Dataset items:
----
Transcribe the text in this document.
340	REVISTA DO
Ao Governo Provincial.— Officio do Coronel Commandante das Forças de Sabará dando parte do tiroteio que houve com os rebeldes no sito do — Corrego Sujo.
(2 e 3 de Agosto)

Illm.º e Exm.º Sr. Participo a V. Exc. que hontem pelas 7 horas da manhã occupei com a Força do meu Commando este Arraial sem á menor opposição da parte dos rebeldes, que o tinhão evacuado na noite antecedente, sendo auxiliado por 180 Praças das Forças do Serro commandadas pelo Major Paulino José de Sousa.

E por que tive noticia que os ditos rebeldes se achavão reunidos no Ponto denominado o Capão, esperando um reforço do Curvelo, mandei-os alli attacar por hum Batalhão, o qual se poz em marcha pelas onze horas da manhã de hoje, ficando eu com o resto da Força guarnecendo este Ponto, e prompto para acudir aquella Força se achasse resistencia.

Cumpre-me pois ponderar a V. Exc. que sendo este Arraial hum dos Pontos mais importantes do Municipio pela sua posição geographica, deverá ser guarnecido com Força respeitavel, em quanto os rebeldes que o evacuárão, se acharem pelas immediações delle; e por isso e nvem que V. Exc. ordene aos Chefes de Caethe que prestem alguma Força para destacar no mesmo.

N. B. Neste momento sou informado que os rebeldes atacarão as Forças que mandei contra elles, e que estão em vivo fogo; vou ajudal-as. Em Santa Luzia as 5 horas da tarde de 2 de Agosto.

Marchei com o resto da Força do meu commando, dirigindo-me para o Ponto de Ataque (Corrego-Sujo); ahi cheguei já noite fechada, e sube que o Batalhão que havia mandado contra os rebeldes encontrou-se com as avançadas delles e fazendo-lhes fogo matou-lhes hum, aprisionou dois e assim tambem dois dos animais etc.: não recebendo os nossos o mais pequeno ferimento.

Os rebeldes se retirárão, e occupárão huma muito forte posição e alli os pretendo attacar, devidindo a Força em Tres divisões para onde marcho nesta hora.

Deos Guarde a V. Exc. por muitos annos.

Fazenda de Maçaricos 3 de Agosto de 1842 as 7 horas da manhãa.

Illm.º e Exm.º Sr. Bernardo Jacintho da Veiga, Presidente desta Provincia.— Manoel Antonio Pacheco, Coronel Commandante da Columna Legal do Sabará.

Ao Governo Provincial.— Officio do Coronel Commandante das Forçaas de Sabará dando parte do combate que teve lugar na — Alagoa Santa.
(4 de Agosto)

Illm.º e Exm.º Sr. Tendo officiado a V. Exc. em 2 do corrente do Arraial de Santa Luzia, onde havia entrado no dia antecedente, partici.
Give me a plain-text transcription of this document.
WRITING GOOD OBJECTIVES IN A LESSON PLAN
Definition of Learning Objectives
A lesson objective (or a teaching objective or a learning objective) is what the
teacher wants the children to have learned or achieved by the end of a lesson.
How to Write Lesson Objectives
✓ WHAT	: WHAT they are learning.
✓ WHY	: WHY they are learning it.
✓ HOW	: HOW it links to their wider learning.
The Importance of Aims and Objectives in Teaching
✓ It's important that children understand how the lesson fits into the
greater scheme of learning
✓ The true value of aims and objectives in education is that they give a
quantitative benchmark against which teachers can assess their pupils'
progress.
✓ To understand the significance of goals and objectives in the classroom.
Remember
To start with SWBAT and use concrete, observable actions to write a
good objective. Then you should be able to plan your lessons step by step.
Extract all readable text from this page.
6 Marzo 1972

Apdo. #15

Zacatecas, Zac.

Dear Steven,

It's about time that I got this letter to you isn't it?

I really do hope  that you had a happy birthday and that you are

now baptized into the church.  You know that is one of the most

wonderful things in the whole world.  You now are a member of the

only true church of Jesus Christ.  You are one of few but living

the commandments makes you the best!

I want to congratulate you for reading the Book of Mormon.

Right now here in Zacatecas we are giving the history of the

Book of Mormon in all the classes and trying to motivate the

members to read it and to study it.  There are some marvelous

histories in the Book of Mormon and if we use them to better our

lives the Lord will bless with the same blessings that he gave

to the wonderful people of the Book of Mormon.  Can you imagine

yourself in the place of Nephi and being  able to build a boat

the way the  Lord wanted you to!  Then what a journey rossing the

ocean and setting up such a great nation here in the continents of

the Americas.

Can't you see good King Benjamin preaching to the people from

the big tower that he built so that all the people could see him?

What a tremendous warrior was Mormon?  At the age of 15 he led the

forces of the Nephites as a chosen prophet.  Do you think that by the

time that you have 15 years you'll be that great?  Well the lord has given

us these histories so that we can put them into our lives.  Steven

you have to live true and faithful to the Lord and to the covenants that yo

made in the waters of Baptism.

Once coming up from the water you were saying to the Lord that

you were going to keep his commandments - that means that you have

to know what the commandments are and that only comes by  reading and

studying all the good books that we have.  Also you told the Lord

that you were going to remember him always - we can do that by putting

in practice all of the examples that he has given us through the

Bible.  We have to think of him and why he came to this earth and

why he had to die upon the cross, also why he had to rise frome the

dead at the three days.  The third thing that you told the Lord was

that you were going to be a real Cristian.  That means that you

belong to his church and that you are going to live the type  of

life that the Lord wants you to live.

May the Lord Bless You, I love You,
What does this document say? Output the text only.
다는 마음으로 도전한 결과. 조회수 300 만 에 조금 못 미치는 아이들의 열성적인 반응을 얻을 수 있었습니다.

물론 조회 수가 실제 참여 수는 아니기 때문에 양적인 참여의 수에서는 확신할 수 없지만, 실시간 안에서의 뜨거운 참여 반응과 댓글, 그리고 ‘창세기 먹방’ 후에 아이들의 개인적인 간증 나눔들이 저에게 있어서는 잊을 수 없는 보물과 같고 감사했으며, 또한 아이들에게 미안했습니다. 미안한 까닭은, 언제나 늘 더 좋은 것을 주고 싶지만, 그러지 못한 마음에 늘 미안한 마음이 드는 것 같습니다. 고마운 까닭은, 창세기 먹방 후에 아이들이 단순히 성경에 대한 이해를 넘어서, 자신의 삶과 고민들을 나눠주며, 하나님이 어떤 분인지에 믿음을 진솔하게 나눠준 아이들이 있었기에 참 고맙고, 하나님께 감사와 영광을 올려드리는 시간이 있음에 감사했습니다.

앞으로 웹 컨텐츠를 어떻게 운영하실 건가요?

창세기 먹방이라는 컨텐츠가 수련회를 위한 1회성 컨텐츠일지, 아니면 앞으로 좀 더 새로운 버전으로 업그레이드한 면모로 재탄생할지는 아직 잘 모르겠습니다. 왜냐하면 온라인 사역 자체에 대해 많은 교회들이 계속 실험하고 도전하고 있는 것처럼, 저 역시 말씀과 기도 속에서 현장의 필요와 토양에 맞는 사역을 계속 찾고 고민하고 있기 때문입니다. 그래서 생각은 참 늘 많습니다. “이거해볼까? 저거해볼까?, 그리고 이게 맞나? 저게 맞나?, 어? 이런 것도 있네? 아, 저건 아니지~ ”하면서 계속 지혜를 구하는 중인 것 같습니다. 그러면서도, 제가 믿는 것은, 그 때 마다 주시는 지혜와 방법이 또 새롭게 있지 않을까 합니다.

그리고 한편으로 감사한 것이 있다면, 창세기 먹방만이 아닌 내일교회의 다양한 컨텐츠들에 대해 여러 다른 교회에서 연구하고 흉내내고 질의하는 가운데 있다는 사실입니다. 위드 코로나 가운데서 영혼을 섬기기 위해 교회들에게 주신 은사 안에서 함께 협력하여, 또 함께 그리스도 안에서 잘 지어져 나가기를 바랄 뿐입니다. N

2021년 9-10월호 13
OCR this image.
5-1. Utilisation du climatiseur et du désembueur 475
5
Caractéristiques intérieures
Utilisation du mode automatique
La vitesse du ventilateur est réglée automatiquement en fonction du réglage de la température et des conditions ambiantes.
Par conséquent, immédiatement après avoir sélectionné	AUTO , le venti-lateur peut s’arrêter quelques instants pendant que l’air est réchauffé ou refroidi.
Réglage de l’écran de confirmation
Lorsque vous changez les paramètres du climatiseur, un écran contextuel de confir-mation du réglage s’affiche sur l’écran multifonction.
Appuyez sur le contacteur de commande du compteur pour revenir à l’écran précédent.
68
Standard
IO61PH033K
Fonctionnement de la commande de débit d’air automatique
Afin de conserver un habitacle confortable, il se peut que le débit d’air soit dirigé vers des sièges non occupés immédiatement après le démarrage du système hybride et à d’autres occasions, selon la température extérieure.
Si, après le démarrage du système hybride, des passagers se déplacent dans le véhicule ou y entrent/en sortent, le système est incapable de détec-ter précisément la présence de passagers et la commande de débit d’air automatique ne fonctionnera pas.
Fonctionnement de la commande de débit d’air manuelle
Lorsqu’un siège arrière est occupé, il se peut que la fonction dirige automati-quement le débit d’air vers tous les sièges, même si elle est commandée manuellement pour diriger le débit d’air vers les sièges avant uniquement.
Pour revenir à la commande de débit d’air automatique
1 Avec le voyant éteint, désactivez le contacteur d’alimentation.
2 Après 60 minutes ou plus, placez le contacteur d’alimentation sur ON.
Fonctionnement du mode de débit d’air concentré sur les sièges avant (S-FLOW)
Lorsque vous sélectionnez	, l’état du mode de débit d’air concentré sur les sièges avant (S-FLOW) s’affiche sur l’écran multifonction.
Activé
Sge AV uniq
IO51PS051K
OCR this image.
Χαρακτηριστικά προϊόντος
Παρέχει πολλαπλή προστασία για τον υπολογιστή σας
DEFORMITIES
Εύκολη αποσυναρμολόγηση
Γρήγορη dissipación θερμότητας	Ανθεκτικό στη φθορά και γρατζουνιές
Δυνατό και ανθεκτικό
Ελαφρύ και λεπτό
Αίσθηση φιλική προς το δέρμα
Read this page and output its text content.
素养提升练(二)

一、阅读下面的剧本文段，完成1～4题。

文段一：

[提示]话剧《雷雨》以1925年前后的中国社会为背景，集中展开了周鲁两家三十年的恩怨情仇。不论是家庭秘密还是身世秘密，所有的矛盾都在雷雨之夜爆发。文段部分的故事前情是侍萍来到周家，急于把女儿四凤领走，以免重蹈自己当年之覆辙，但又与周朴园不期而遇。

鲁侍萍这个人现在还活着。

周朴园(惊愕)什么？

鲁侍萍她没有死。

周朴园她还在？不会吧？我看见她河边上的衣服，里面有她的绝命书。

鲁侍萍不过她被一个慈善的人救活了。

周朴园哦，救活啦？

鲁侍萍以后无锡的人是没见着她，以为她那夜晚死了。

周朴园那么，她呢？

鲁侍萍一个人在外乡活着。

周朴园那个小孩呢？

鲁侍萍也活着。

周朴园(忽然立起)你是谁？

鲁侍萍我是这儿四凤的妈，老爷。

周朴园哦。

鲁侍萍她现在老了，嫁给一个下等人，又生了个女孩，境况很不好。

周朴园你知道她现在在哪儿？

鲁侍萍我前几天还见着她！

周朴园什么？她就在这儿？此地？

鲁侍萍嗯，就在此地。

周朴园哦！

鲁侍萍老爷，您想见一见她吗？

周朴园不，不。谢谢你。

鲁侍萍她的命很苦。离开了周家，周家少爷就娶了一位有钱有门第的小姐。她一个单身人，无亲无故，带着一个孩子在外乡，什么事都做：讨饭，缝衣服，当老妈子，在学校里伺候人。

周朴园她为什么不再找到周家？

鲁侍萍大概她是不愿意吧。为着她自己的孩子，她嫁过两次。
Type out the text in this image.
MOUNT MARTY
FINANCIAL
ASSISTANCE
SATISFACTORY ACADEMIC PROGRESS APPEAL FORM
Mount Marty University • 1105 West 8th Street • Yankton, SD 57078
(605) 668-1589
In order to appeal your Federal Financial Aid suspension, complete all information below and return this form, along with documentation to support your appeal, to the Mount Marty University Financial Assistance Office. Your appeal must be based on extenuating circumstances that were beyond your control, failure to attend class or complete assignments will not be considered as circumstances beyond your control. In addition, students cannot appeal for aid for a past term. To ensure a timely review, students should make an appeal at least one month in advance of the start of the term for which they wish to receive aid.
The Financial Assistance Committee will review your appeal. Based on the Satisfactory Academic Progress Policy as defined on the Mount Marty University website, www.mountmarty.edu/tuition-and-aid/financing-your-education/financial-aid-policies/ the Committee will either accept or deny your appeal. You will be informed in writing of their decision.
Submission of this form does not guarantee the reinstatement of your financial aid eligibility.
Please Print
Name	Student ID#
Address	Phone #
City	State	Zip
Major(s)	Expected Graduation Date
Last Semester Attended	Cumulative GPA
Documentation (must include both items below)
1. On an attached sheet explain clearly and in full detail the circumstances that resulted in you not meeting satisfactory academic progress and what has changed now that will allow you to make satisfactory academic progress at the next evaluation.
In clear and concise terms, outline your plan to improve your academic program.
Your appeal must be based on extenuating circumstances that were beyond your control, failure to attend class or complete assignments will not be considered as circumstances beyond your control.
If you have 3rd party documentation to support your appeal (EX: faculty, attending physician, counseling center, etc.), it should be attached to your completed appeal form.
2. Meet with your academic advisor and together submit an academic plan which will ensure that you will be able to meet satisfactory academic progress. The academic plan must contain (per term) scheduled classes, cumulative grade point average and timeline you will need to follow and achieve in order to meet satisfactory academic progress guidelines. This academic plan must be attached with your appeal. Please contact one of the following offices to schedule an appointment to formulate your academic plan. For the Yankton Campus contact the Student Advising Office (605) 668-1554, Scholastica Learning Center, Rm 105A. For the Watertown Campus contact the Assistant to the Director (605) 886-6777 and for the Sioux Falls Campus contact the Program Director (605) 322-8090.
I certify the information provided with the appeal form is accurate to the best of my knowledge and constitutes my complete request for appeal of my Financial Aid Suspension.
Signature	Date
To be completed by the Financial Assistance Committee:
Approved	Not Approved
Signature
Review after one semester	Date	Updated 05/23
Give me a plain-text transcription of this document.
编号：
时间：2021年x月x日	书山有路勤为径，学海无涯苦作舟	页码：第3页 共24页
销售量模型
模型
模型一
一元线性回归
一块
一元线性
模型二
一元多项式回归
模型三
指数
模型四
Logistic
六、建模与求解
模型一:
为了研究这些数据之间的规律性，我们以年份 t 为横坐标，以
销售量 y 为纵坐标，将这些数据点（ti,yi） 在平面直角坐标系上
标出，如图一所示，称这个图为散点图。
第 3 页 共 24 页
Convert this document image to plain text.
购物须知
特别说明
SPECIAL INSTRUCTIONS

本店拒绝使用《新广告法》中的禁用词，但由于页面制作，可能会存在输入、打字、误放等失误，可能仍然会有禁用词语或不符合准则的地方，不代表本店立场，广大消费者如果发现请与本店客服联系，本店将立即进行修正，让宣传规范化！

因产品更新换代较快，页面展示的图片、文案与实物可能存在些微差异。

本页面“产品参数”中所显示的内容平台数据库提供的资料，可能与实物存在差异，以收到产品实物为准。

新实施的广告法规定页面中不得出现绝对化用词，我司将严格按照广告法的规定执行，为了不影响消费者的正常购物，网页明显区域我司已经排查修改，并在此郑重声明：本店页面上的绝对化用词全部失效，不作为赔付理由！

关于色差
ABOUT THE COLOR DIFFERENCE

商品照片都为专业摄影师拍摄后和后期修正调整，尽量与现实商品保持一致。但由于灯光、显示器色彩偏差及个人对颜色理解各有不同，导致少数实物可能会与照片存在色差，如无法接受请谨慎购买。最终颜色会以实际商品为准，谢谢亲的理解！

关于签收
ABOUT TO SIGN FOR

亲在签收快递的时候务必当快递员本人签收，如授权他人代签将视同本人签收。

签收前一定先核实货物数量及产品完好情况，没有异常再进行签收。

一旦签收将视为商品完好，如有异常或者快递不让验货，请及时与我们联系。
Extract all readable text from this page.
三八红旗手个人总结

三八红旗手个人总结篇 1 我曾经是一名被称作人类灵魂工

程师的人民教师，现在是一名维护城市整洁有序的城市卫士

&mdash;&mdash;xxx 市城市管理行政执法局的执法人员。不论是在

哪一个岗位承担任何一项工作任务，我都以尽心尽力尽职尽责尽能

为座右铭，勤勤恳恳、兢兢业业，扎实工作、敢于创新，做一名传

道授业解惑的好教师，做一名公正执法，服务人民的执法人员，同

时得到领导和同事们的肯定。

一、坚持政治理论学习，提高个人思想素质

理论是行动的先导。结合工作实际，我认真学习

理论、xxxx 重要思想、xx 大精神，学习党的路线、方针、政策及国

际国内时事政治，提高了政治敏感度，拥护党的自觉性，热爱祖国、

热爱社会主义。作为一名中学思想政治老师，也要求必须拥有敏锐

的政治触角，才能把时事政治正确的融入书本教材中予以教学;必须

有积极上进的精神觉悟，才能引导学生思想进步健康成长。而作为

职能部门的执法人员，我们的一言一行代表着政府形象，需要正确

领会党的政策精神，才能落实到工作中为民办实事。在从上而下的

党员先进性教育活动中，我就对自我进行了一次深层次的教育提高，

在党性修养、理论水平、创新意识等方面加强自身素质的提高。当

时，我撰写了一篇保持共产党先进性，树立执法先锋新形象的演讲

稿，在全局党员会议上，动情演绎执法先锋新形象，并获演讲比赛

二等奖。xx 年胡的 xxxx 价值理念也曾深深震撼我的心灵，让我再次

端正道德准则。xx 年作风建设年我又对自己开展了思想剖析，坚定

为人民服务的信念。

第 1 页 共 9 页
----
Filter the entries above down to the lines containing the word "alimentation".

1 Avec le voyant éteint, désactivez le contacteur d’alimentation.
2 Après 60 minutes ou plus, placez le contacteur d’alimentation sur ON.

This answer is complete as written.